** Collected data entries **
============

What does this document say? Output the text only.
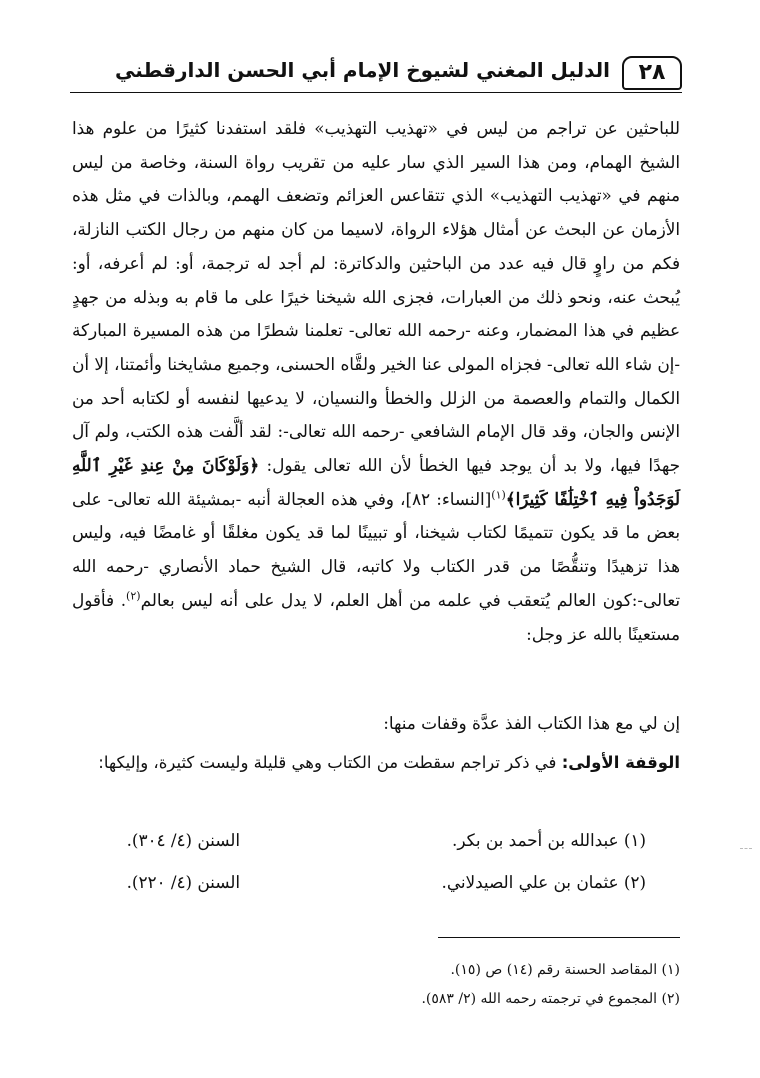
٢٨
الدليل المغني لشيوخ الإمام أبي الحسن الدارقطني

للباحثين عن تراجم من ليس في «تهذيب التهذيب» فلقد استفدنا كثيرًا من علوم هذا الشيخ الهمام، ومن هذا السير الذي سار عليه من تقريب رواة السنة، وخاصة من ليس منهم في «تهذيب التهذيب» الذي تتقاعس العزائم وتضعف الهمم، وبالذات في مثل هذه الأزمان عن البحث عن أمثال هؤلاء الرواة، لاسيما من كان منهم من رجال الكتب النازلة، فكم من راوٍ قال فيه عدد من الباحثين والدكاترة: لم أجد له ترجمة، أو: لم أعرفه، أو: يُبحث عنه، ونحو ذلك من العبارات، فجزى الله شيخنا خيرًا على ما قام به وبذله من جهدٍ عظيم في هذا المضمار، وعنه -رحمه الله تعالى- تعلمنا شطرًا من هذه المسيرة المباركة -إن شاء الله تعالى- فجزاه المولى عنا الخير ولقَّاه الحسنى، وجميع مشايخنا وأئمتنا، إلا أن الكمال والتمام والعصمة من الزلل والخطأ والنسيان، لا يدعيها لنفسه أو لكتابه أحد من الإنس والجان، وقد قال الإمام الشافعي -رحمه الله تعالى-: لقد ألَّفت هذه الكتب، ولم آل جهدًا فيها، ولا بد أن يوجد فيها الخطأ لأن الله تعالى يقول: ﴿وَلَوْكَانَ مِنْ عِندِ غَيْرِ ٱللَّهِ لَوَجَدُواْ فِيهِ ٱخْتِلَٰفًا كَثِيرًا﴾$^{(١)}$[النساء: ٨٢]، وفي هذه العجالة أنبه -بمشيئة الله تعالى- على بعض ما قد يكون تتميمًا لكتاب شيخنا، أو تبيينًا لما قد يكون مغلقًا أو غامضًا فيه، وليس هذا تزهيدًا وتنقُّصًا من قدر الكتاب ولا كاتبه، قال الشيخ حماد الأنصاري -رحمه الله تعالى-:كون العالم يُتعقب في علمه من أهل العلم، لا يدل على أنه ليس بعالم$^{(٢)}$. فأقول مستعينًا بالله عز وجل:

إن لي مع هذا الكتاب الفذ عدَّة وقفات منها:
الوقفة الأولى: في ذكر تراجم سقطت من الكتاب وهي قليلة وليست كثيرة، وإليكها:
(١) عبدالله بن أحمد بن بكر.
السنن (٤/ ٣٠٤).
(٢) عثمان بن علي الصيدلاني.
السنن (٤/ ٢٢٠).
(١) المقاصد الحسنة رقم (١٤) ص (١٥).
(٢) المجموع في ترجمته رحمه الله (٢/ ٥٨٣).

============

** EXERCISE INSTRUCTIONS **
Omit any images, then output the listing exactly.

** THE SOLUTION **
What does this document say? Output the text only.
٢٨
الدليل المغني لشيوخ الإمام أبي الحسن الدارقطني

للباحثين عن تراجم من ليس في «تهذيب التهذيب» فلقد استفدنا كثيرًا من علوم هذا الشيخ الهمام، ومن هذا السير الذي سار عليه من تقريب رواة السنة، وخاصة من ليس منهم في «تهذيب التهذيب» الذي تتقاعس العزائم وتضعف الهمم، وبالذات في مثل هذه الأزمان عن البحث عن أمثال هؤلاء الرواة، لاسيما من كان منهم من رجال الكتب النازلة، فكم من راوٍ قال فيه عدد من الباحثين والدكاترة: لم أجد له ترجمة، أو: لم أعرفه، أو: يُبحث عنه، ونحو ذلك من العبارات، فجزى الله شيخنا خيرًا على ما قام به وبذله من جهدٍ عظيم في هذا المضمار، وعنه -رحمه الله تعالى- تعلمنا شطرًا من هذه المسيرة المباركة -إن شاء الله تعالى- فجزاه المولى عنا الخير ولقَّاه الحسنى، وجميع مشايخنا وأئمتنا، إلا أن الكمال والتمام والعصمة من الزلل والخطأ والنسيان، لا يدعيها لنفسه أو لكتابه أحد من الإنس والجان، وقد قال الإمام الشافعي -رحمه الله تعالى-: لقد ألَّفت هذه الكتب، ولم آل جهدًا فيها، ولا بد أن يوجد فيها الخطأ لأن الله تعالى يقول: ﴿وَلَوْكَانَ مِنْ عِندِ غَيْرِ ٱللَّهِ لَوَجَدُواْ فِيهِ ٱخْتِلَٰفًا كَثِيرًا﴾$^{(١)}$[النساء: ٨٢]، وفي هذه العجالة أنبه -بمشيئة الله تعالى- على بعض ما قد يكون تتميمًا لكتاب شيخنا، أو تبيينًا لما قد يكون مغلقًا أو غامضًا فيه، وليس هذا تزهيدًا وتنقُّصًا من قدر الكتاب ولا كاتبه، قال الشيخ حماد الأنصاري -رحمه الله تعالى-:كون العالم يُتعقب في علمه من أهل العلم، لا يدل على أنه ليس بعالم$^{(٢)}$. فأقول مستعينًا بالله عز وجل:

إن لي مع هذا الكتاب الفذ عدَّة وقفات منها:
الوقفة الأولى: في ذكر تراجم سقطت من الكتاب وهي قليلة وليست كثيرة، وإليكها:
(١) عبدالله بن أحمد بن بكر.
السنن (٤/ ٣٠٤).
(٢) عثمان بن علي الصيدلاني.
السنن (٤/ ٢٢٠).
(١) المقاصد الحسنة رقم (١٤) ص (١٥).
(٢) المجموع في ترجمته رحمه الله (٢/ ٥٨٣).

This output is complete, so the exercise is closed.